• SHORT EXERCISE
How many lines in this material include the string "zoom"? Answer with the number and nothing further.

Data items
_ _ _ _

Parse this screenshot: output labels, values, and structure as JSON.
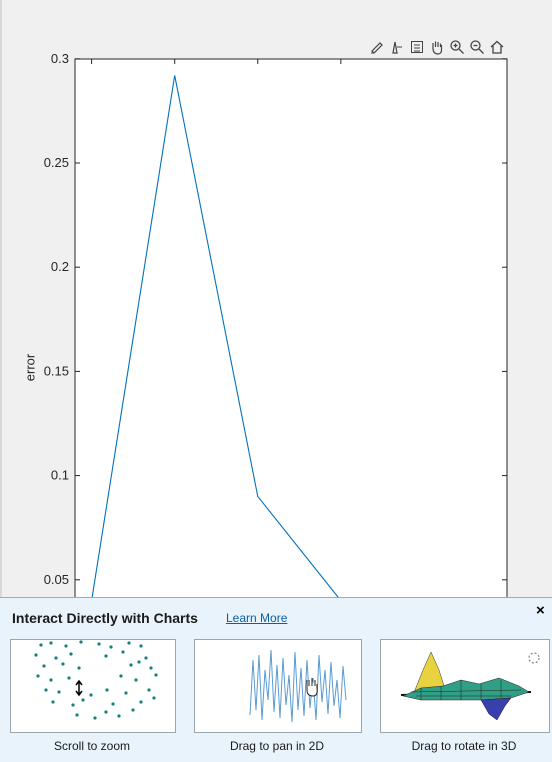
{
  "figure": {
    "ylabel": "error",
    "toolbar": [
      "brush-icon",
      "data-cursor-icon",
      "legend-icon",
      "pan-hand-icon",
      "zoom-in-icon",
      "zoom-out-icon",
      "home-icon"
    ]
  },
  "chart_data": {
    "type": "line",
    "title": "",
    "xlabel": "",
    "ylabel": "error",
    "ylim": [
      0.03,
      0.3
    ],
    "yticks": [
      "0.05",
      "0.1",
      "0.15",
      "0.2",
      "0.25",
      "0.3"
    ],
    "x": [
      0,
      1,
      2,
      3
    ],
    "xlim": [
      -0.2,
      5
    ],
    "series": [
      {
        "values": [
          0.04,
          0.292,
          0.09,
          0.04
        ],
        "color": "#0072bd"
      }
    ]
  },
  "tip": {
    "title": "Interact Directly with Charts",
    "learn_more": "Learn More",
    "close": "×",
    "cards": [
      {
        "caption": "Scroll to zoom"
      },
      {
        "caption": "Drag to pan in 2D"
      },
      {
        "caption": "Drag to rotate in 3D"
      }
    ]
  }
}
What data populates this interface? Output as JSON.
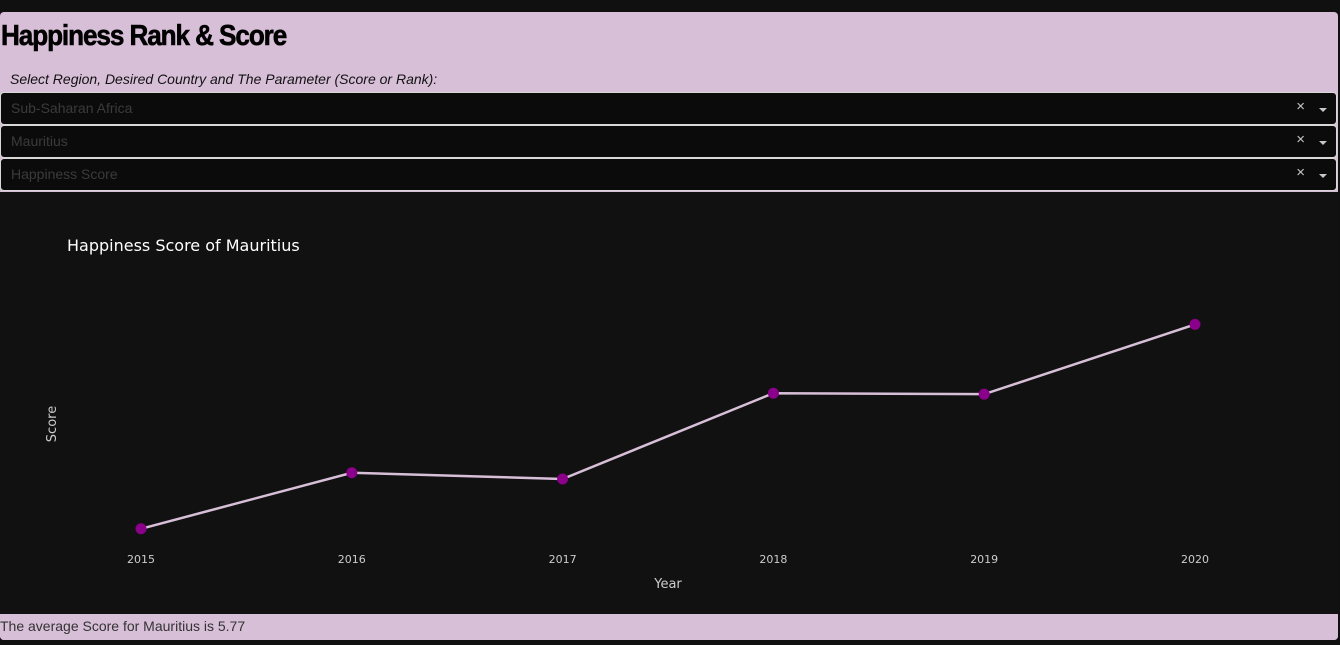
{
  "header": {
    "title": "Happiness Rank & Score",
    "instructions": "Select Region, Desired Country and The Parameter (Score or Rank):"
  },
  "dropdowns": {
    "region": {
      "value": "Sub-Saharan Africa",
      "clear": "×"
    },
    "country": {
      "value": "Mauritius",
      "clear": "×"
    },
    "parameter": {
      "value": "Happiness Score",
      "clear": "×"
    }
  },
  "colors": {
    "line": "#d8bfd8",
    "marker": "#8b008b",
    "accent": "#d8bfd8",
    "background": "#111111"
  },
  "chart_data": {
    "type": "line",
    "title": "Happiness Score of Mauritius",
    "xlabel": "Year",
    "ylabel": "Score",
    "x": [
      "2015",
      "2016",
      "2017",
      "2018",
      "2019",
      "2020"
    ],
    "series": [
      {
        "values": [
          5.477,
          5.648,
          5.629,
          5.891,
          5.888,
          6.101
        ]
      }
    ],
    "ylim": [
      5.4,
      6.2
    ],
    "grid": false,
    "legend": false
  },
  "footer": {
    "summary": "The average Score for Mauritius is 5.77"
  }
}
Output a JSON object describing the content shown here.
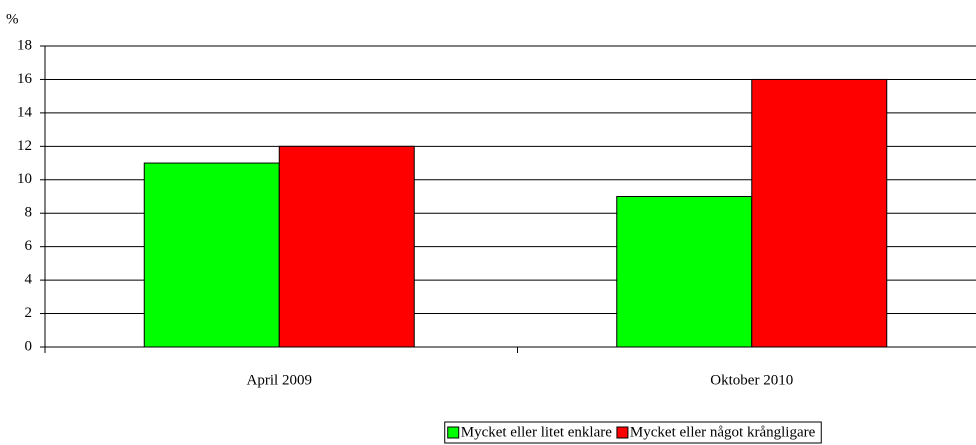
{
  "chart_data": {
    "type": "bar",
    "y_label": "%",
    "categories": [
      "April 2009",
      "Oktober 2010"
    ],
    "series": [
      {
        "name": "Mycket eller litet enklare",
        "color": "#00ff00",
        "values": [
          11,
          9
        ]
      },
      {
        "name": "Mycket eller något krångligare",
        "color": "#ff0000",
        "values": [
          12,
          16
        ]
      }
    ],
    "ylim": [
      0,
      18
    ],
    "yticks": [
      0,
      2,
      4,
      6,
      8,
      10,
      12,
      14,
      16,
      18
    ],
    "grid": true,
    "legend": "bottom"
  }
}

_ _ _ _

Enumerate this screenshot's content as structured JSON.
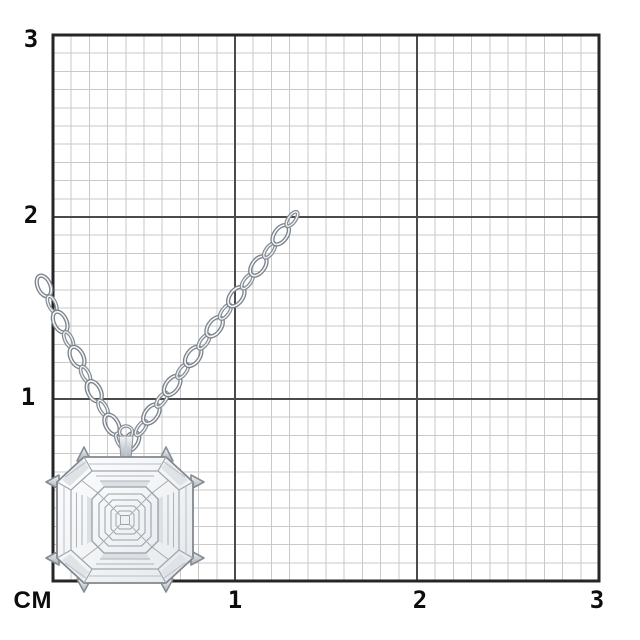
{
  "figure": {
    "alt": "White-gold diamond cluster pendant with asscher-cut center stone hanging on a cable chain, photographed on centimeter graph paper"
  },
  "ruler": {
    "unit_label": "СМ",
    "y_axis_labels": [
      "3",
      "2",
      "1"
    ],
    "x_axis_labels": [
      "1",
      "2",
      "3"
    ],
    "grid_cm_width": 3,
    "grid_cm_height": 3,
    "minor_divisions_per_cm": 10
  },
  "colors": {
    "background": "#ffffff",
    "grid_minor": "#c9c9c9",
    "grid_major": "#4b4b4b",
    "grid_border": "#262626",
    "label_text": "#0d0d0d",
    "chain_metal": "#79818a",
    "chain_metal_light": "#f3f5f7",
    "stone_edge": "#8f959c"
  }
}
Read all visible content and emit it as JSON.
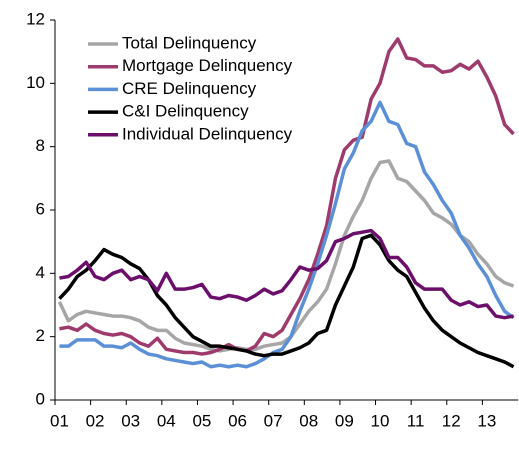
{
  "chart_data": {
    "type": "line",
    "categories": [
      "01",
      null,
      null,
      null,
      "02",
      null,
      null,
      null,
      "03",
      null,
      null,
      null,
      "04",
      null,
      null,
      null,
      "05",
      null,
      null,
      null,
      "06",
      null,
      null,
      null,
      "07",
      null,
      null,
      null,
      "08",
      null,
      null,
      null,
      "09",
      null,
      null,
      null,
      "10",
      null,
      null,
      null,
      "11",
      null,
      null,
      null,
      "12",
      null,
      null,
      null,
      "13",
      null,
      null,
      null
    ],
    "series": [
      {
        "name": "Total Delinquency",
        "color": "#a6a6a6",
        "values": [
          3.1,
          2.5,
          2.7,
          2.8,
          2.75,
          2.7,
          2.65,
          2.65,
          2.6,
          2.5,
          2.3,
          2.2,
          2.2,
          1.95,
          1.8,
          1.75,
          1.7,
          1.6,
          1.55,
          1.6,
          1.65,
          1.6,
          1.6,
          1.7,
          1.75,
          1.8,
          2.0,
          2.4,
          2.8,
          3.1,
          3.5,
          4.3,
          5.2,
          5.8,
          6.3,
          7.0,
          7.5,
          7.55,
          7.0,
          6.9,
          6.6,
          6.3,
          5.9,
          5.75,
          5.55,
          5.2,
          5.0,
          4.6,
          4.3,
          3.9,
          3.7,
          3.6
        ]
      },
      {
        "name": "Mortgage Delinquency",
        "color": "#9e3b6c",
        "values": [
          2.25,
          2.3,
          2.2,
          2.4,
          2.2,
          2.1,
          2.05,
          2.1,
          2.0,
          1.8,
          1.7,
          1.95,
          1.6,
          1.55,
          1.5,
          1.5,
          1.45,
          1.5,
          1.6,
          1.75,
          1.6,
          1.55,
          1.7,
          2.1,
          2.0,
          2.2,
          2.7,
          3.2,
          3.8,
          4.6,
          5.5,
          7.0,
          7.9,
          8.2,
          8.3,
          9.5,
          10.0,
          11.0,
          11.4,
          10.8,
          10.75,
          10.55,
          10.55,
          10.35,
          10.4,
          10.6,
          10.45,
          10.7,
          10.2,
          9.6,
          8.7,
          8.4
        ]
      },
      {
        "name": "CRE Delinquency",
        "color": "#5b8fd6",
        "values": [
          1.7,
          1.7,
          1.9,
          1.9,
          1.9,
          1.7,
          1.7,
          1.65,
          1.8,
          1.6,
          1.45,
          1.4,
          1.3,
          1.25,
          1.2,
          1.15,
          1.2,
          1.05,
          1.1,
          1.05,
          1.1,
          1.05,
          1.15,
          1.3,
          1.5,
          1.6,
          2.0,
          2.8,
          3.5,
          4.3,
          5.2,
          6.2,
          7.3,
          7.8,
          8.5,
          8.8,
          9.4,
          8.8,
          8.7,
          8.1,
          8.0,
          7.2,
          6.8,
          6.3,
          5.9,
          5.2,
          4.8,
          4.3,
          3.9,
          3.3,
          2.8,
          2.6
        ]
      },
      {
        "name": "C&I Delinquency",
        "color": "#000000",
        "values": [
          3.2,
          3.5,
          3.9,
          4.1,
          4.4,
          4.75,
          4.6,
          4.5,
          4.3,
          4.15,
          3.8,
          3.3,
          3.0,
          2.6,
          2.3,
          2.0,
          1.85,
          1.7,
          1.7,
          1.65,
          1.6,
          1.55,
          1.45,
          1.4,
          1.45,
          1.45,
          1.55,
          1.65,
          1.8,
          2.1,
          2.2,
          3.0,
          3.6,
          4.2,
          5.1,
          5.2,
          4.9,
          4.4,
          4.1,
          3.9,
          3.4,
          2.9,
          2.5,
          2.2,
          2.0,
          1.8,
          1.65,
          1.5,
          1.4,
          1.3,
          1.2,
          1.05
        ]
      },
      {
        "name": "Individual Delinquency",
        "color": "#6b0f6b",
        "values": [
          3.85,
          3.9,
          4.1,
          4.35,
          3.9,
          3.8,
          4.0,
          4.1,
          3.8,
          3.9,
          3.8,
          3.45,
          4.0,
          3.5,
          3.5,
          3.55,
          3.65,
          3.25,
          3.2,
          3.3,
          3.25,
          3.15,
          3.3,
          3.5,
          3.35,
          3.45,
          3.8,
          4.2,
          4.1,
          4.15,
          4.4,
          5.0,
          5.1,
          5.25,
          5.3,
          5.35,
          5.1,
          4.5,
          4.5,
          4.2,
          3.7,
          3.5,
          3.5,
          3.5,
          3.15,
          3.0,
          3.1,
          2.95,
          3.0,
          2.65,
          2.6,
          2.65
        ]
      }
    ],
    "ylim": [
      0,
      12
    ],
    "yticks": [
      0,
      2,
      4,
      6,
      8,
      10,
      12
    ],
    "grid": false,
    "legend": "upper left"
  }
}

_ _ _ _

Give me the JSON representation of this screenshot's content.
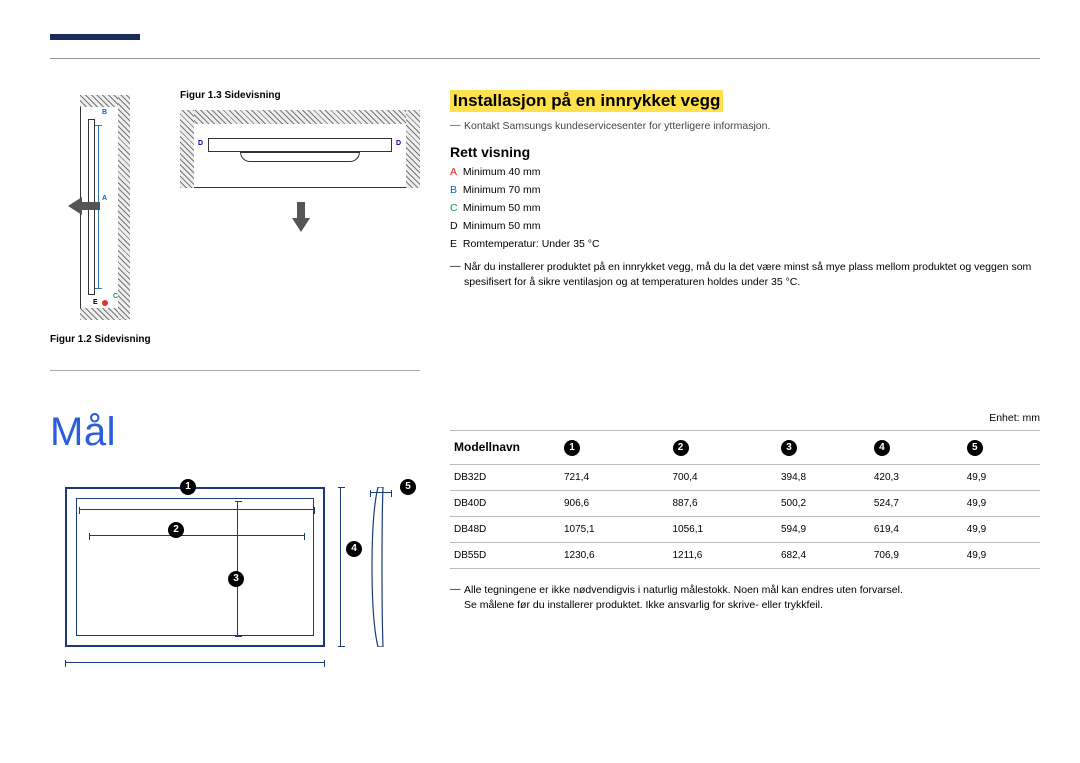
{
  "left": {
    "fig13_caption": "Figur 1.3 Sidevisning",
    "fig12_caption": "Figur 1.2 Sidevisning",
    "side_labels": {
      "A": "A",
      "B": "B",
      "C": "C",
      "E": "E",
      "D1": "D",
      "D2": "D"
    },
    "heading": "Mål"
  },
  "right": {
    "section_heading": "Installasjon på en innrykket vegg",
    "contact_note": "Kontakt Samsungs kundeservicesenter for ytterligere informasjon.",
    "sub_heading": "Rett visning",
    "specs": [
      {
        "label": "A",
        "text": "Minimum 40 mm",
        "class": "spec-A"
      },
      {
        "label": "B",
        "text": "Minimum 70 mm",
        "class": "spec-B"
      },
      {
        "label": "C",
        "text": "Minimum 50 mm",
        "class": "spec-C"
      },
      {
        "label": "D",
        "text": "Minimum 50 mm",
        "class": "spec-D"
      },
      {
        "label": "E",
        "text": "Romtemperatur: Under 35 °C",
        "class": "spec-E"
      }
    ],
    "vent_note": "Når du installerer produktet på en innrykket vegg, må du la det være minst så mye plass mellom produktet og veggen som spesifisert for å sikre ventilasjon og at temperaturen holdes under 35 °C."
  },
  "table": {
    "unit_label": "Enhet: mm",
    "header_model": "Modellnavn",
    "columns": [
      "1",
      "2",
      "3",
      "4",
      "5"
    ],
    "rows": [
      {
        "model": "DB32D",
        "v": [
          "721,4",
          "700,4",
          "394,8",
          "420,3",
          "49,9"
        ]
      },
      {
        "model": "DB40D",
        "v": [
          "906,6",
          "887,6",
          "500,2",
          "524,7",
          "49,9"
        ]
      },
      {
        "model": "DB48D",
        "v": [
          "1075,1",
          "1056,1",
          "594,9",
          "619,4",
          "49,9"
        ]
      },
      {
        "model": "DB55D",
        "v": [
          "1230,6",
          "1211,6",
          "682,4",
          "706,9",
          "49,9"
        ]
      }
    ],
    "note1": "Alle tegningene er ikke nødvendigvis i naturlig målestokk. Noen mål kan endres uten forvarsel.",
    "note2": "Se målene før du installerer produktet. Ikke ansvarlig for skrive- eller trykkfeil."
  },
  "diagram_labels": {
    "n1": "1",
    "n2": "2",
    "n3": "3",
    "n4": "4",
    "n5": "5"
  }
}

_ _ _ _

• WRITTEN REPLY
3